** begin Material for this exercise **

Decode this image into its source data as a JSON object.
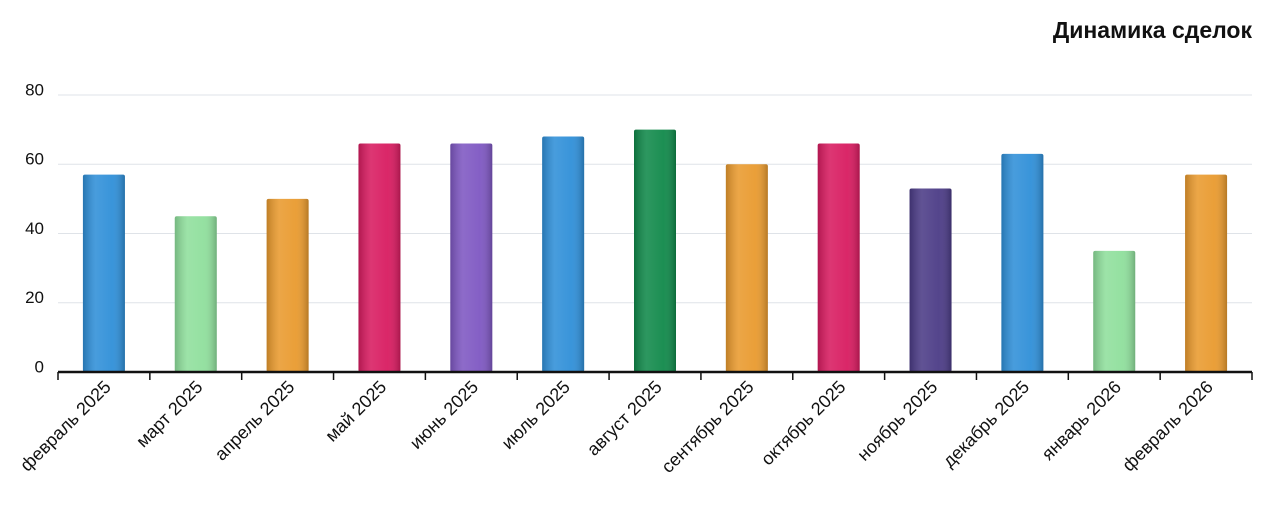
{
  "chart_data": {
    "type": "bar",
    "title": "Динамика сделок",
    "categories": [
      "февраль 2025",
      "март 2025",
      "апрель 2025",
      "май 2025",
      "июнь 2025",
      "июль 2025",
      "август 2025",
      "сентябрь 2025",
      "октябрь 2025",
      "ноябрь 2025",
      "декабрь 2025",
      "январь 2026",
      "февраль 2026"
    ],
    "values": [
      57,
      45,
      50,
      66,
      66,
      68,
      70,
      60,
      66,
      53,
      63,
      35,
      57
    ],
    "colors": [
      "#2f8fd8",
      "#8fdf9c",
      "#e99a2e",
      "#d81b60",
      "#7e57c2",
      "#2f8fd8",
      "#10894a",
      "#e99a2e",
      "#d81b60",
      "#4b3b86",
      "#2f8fd8",
      "#8fdf9c",
      "#e99a2e"
    ],
    "ylim": [
      0,
      80
    ],
    "yticks": [
      0,
      20,
      40,
      60,
      80
    ],
    "grid": true
  }
}
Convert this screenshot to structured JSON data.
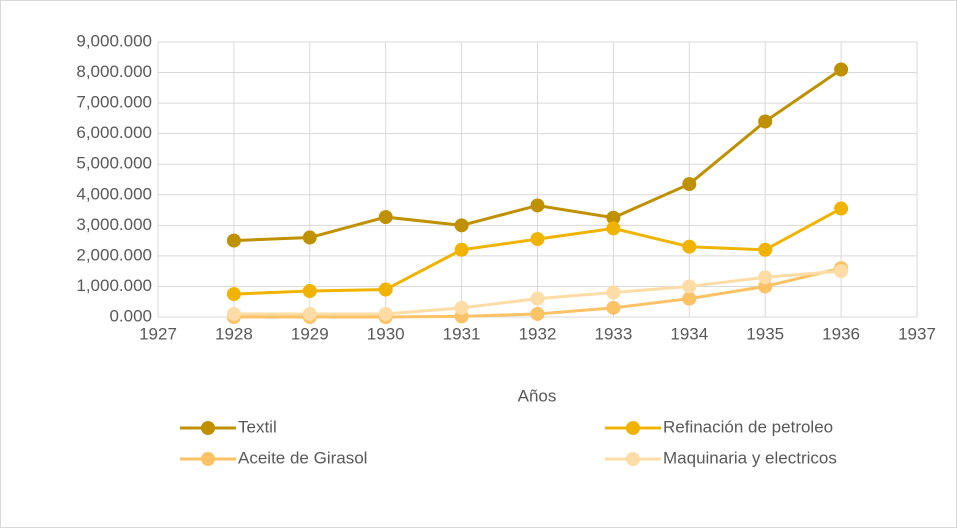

** end Material for this exercise **

Restate every record exactly, please; do not copy the pictures.

- Correct response
Decode this image into its source data as a JSON object.
{
  "chart_data": {
    "type": "bar",
    "title": "Динамика сделок",
    "categories": [
      "февраль 2025",
      "март 2025",
      "апрель 2025",
      "май 2025",
      "июнь 2025",
      "июль 2025",
      "август 2025",
      "сентябрь 2025",
      "октябрь 2025",
      "ноябрь 2025",
      "декабрь 2025",
      "январь 2026",
      "февраль 2026"
    ],
    "values": [
      57,
      45,
      50,
      66,
      66,
      68,
      70,
      60,
      66,
      53,
      63,
      35,
      57
    ],
    "colors": [
      "#2f8fd8",
      "#8fdf9c",
      "#e99a2e",
      "#d81b60",
      "#7e57c2",
      "#2f8fd8",
      "#10894a",
      "#e99a2e",
      "#d81b60",
      "#4b3b86",
      "#2f8fd8",
      "#8fdf9c",
      "#e99a2e"
    ],
    "ylim": [
      0,
      80
    ],
    "yticks": [
      0,
      20,
      40,
      60,
      80
    ],
    "grid": true
  }
}
Convert this screenshot to structured JSON data.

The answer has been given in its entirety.